» Goal of the exercise
Rewrite the rows below, changing every "tree-cover-band-cell" to "canopy-band-cell" and keeping all else the same.

>> BEGIN Supplied data

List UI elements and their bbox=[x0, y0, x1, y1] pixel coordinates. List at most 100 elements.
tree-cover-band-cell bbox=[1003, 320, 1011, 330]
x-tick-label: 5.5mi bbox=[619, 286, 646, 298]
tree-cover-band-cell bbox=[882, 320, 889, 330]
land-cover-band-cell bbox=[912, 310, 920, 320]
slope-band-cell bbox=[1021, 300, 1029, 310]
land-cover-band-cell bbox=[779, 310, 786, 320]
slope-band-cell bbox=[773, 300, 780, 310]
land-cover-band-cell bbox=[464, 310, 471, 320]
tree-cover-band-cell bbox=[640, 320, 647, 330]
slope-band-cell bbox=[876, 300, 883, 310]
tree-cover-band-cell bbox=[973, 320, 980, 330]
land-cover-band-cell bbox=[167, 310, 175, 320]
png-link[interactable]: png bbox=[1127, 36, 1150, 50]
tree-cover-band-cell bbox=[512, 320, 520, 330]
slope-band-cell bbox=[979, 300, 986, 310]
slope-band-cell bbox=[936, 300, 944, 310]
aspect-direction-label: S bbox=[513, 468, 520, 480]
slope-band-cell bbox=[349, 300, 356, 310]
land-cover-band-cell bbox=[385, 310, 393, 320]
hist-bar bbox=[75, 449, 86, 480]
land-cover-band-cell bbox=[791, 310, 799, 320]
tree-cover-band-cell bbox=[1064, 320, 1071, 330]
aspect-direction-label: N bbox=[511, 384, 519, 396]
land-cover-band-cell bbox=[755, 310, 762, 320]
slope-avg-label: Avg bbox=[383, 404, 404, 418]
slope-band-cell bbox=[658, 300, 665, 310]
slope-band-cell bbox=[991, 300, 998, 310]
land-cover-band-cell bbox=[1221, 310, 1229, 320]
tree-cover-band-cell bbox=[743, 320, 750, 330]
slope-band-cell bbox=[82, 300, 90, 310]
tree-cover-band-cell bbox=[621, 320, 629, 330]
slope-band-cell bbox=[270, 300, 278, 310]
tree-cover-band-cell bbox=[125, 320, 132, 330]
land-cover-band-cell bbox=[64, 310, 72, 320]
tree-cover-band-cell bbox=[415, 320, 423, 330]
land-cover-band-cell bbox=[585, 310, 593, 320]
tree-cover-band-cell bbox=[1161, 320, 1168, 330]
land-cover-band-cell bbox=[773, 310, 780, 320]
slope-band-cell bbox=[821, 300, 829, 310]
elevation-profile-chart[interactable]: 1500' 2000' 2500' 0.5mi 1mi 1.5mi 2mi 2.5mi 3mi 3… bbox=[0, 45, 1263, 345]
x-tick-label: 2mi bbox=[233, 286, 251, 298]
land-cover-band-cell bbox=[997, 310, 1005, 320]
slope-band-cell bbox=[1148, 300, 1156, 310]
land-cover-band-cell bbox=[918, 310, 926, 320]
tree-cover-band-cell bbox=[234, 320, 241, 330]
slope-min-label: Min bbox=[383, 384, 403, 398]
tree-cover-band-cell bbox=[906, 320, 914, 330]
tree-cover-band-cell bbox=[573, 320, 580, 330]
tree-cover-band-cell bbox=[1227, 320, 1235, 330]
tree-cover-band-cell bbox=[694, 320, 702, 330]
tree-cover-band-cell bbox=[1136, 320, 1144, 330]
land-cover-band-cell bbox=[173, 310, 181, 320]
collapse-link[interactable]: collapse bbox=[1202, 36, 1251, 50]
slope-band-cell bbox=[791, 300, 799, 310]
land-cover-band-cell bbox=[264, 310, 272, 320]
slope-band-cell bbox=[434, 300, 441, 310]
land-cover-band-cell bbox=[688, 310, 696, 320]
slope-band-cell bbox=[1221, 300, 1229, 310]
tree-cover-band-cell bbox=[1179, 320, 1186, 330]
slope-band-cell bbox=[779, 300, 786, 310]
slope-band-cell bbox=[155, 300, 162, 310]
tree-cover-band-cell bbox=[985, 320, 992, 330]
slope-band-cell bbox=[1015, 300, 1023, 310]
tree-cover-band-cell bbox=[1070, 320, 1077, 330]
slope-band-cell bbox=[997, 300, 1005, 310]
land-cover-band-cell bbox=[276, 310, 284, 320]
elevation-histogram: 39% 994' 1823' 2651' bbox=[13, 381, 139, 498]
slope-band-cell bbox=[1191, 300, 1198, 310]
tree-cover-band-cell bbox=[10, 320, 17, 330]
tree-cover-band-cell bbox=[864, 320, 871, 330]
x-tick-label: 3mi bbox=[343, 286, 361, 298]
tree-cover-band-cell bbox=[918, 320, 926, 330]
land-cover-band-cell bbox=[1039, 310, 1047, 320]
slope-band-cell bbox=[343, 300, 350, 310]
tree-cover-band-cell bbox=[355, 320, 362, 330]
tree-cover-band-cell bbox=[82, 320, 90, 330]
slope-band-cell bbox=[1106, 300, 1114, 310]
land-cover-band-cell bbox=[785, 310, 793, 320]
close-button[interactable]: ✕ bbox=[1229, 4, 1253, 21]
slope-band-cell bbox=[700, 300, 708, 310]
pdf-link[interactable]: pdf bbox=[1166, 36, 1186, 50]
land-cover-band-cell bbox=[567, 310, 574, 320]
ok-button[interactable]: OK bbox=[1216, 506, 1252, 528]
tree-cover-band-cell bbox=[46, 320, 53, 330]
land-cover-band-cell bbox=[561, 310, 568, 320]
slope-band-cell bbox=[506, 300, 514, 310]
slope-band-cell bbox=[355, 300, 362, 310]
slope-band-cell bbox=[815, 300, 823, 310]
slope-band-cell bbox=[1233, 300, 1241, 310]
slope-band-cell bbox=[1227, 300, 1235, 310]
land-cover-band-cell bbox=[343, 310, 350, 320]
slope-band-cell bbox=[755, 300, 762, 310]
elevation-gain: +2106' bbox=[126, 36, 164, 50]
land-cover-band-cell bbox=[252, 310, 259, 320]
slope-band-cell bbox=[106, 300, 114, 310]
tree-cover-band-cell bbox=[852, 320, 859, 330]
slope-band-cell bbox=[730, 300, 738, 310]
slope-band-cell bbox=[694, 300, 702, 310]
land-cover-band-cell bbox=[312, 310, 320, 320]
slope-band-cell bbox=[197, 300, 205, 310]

>> END Supplied data

» Completed exercise
List UI elements and their bbox=[x0, y0, x1, y1] pixel coordinates. List at most 100 elements.
canopy-band-cell bbox=[1003, 320, 1011, 330]
x-tick-label: 5.5mi bbox=[619, 286, 646, 298]
canopy-band-cell bbox=[882, 320, 889, 330]
land-cover-band-cell bbox=[912, 310, 920, 320]
slope-band-cell bbox=[1021, 300, 1029, 310]
land-cover-band-cell bbox=[779, 310, 786, 320]
slope-band-cell bbox=[773, 300, 780, 310]
land-cover-band-cell bbox=[464, 310, 471, 320]
canopy-band-cell bbox=[640, 320, 647, 330]
slope-band-cell bbox=[876, 300, 883, 310]
canopy-band-cell bbox=[973, 320, 980, 330]
land-cover-band-cell bbox=[167, 310, 175, 320]
png-link[interactable]: png bbox=[1127, 36, 1150, 50]
canopy-band-cell bbox=[512, 320, 520, 330]
slope-band-cell bbox=[979, 300, 986, 310]
slope-band-cell bbox=[936, 300, 944, 310]
aspect-direction-label: S bbox=[513, 468, 520, 480]
slope-band-cell bbox=[349, 300, 356, 310]
land-cover-band-cell bbox=[385, 310, 393, 320]
hist-bar bbox=[75, 449, 86, 480]
land-cover-band-cell bbox=[791, 310, 799, 320]
canopy-band-cell bbox=[1064, 320, 1071, 330]
aspect-direction-label: N bbox=[511, 384, 519, 396]
land-cover-band-cell bbox=[755, 310, 762, 320]
slope-avg-label: Avg bbox=[383, 404, 404, 418]
slope-band-cell bbox=[658, 300, 665, 310]
slope-band-cell bbox=[991, 300, 998, 310]
land-cover-band-cell bbox=[1221, 310, 1229, 320]
canopy-band-cell bbox=[743, 320, 750, 330]
slope-band-cell bbox=[82, 300, 90, 310]
canopy-band-cell bbox=[621, 320, 629, 330]
slope-band-cell bbox=[270, 300, 278, 310]
canopy-band-cell bbox=[125, 320, 132, 330]
land-cover-band-cell bbox=[64, 310, 72, 320]
canopy-band-cell bbox=[415, 320, 423, 330]
land-cover-band-cell bbox=[585, 310, 593, 320]
canopy-band-cell bbox=[1161, 320, 1168, 330]
land-cover-band-cell bbox=[773, 310, 780, 320]
slope-band-cell bbox=[821, 300, 829, 310]
elevation-profile-chart[interactable]: 1500' 2000' 2500' 0.5mi 1mi 1.5mi 2mi 2.5mi 3mi 3… bbox=[0, 45, 1263, 345]
x-tick-label: 2mi bbox=[233, 286, 251, 298]
land-cover-band-cell bbox=[997, 310, 1005, 320]
slope-band-cell bbox=[1148, 300, 1156, 310]
land-cover-band-cell bbox=[918, 310, 926, 320]
canopy-band-cell bbox=[234, 320, 241, 330]
slope-min-label: Min bbox=[383, 384, 403, 398]
canopy-band-cell bbox=[906, 320, 914, 330]
canopy-band-cell bbox=[573, 320, 580, 330]
canopy-band-cell bbox=[1227, 320, 1235, 330]
canopy-band-cell bbox=[694, 320, 702, 330]
canopy-band-cell bbox=[1136, 320, 1144, 330]
land-cover-band-cell bbox=[173, 310, 181, 320]
collapse-link[interactable]: collapse bbox=[1202, 36, 1251, 50]
slope-band-cell bbox=[791, 300, 799, 310]
land-cover-band-cell bbox=[264, 310, 272, 320]
slope-band-cell bbox=[434, 300, 441, 310]
land-cover-band-cell bbox=[688, 310, 696, 320]
slope-band-cell bbox=[1221, 300, 1229, 310]
canopy-band-cell bbox=[1179, 320, 1186, 330]
slope-band-cell bbox=[779, 300, 786, 310]
slope-band-cell bbox=[155, 300, 162, 310]
canopy-band-cell bbox=[985, 320, 992, 330]
slope-band-cell bbox=[1015, 300, 1023, 310]
canopy-band-cell bbox=[1070, 320, 1077, 330]
slope-band-cell bbox=[997, 300, 1005, 310]
land-cover-band-cell bbox=[276, 310, 284, 320]
elevation-histogram: 39% 994' 1823' 2651' bbox=[13, 381, 139, 498]
slope-band-cell bbox=[1191, 300, 1198, 310]
canopy-band-cell bbox=[10, 320, 17, 330]
canopy-band-cell bbox=[864, 320, 871, 330]
x-tick-label: 3mi bbox=[343, 286, 361, 298]
canopy-band-cell bbox=[918, 320, 926, 330]
land-cover-band-cell bbox=[1039, 310, 1047, 320]
slope-band-cell bbox=[343, 300, 350, 310]
canopy-band-cell bbox=[355, 320, 362, 330]
canopy-band-cell bbox=[82, 320, 90, 330]
slope-band-cell bbox=[1106, 300, 1114, 310]
land-cover-band-cell bbox=[785, 310, 793, 320]
close-button[interactable]: ✕ bbox=[1229, 4, 1253, 21]
slope-band-cell bbox=[700, 300, 708, 310]
pdf-link[interactable]: pdf bbox=[1166, 36, 1186, 50]
land-cover-band-cell bbox=[567, 310, 574, 320]
ok-button[interactable]: OK bbox=[1216, 506, 1252, 528]
canopy-band-cell bbox=[46, 320, 53, 330]
land-cover-band-cell bbox=[561, 310, 568, 320]
slope-band-cell bbox=[506, 300, 514, 310]
slope-band-cell bbox=[355, 300, 362, 310]
slope-band-cell bbox=[815, 300, 823, 310]
slope-band-cell bbox=[1233, 300, 1241, 310]
slope-band-cell bbox=[1227, 300, 1235, 310]
land-cover-band-cell bbox=[343, 310, 350, 320]
slope-band-cell bbox=[755, 300, 762, 310]
elevation-gain: +2106' bbox=[126, 36, 164, 50]
land-cover-band-cell bbox=[252, 310, 259, 320]
slope-band-cell bbox=[106, 300, 114, 310]
canopy-band-cell bbox=[852, 320, 859, 330]
slope-band-cell bbox=[730, 300, 738, 310]
slope-band-cell bbox=[694, 300, 702, 310]
land-cover-band-cell bbox=[312, 310, 320, 320]
slope-band-cell bbox=[197, 300, 205, 310]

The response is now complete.